### What the task asks
Locate the word "retrieved" in the entries below, then gather every line that holds it.

========================================

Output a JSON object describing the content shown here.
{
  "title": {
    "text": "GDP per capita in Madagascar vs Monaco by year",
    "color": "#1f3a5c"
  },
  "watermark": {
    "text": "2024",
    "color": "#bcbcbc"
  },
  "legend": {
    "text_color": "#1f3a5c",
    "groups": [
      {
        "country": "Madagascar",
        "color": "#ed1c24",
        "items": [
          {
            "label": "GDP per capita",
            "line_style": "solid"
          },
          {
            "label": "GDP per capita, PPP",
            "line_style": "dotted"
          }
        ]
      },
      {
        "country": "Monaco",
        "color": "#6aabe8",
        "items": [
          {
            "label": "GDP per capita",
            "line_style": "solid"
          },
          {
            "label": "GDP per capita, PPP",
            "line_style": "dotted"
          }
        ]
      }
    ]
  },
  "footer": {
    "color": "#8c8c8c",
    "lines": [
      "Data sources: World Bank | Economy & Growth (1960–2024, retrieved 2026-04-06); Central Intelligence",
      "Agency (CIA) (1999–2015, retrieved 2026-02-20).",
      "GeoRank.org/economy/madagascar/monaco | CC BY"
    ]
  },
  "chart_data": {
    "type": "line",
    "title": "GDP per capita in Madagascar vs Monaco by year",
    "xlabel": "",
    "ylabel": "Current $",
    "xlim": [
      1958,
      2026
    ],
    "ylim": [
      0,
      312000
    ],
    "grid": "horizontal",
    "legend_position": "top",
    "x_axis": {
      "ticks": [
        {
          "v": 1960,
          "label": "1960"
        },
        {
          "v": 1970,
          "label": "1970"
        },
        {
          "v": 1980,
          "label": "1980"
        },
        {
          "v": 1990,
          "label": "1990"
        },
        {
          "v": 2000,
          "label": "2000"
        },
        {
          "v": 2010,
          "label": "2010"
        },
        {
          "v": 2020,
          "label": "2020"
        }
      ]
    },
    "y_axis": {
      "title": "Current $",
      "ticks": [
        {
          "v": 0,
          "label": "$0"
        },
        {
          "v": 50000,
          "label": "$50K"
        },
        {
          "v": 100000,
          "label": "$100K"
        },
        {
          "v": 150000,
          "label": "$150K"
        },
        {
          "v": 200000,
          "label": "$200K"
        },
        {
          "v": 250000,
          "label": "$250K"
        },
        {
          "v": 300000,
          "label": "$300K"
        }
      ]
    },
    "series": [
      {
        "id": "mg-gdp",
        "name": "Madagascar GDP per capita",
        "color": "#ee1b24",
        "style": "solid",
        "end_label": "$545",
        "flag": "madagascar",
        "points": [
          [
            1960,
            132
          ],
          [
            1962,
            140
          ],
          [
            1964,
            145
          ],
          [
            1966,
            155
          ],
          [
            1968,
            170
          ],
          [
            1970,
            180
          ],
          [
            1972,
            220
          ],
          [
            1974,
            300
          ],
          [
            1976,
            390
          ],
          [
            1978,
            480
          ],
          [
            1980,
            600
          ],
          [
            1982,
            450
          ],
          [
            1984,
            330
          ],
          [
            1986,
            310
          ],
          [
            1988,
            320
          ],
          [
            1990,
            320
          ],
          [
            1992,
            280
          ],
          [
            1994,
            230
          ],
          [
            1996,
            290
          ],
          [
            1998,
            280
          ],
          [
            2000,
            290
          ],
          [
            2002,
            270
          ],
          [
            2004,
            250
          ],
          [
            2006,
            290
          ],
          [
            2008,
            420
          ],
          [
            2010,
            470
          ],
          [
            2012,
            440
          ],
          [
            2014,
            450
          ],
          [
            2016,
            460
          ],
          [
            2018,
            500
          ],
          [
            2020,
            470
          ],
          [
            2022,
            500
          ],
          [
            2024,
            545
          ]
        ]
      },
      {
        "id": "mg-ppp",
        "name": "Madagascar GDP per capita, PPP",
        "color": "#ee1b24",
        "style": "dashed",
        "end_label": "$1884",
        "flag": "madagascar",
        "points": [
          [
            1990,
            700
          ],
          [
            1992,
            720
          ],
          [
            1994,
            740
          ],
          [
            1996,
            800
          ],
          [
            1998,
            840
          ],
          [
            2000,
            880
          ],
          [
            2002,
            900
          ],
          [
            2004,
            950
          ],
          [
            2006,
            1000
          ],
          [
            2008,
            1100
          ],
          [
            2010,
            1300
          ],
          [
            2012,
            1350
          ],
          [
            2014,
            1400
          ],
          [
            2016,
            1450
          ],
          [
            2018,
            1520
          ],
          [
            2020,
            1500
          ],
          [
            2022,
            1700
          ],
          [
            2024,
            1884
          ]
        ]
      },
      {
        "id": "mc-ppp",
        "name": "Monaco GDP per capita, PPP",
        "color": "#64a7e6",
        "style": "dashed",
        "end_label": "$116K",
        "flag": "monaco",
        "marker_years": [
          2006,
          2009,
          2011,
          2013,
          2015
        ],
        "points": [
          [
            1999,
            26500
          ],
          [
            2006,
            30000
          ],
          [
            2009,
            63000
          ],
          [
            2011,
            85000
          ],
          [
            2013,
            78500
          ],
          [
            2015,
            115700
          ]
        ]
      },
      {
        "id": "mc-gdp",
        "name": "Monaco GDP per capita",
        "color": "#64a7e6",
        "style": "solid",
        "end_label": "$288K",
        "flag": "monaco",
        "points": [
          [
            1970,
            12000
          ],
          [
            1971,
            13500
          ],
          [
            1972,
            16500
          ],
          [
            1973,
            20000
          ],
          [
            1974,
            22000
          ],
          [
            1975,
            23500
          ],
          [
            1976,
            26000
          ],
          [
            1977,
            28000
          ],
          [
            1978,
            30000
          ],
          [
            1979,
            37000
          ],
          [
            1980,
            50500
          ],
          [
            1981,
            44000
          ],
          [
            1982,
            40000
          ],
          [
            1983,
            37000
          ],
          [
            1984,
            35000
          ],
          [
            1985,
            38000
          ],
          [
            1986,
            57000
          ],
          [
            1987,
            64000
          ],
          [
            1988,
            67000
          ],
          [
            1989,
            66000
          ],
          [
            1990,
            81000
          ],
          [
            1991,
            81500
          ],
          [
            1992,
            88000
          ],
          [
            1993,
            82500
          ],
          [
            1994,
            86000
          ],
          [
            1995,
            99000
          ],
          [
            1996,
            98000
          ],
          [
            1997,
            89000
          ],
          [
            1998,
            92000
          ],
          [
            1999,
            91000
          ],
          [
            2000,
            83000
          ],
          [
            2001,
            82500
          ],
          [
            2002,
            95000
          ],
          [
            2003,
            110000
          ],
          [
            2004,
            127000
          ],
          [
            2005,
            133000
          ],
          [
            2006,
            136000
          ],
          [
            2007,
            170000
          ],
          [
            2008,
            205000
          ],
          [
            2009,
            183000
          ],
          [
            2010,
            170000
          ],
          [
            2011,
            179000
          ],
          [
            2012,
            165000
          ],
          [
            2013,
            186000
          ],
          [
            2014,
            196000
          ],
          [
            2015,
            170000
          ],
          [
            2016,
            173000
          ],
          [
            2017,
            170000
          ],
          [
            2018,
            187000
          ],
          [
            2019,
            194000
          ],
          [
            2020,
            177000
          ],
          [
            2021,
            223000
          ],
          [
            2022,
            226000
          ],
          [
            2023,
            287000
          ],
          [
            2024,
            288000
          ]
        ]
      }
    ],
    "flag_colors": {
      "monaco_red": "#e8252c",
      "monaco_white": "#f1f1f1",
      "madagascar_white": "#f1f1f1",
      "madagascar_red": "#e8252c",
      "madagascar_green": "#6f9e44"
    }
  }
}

========================================

### Exercise answer
      "Data sources: World Bank | Economy & Growth (1960–2024, retrieved 2026-04-06); Central Intelligence",
      "Agency (CIA) (1999–2015, retrieved 2026-02-20).",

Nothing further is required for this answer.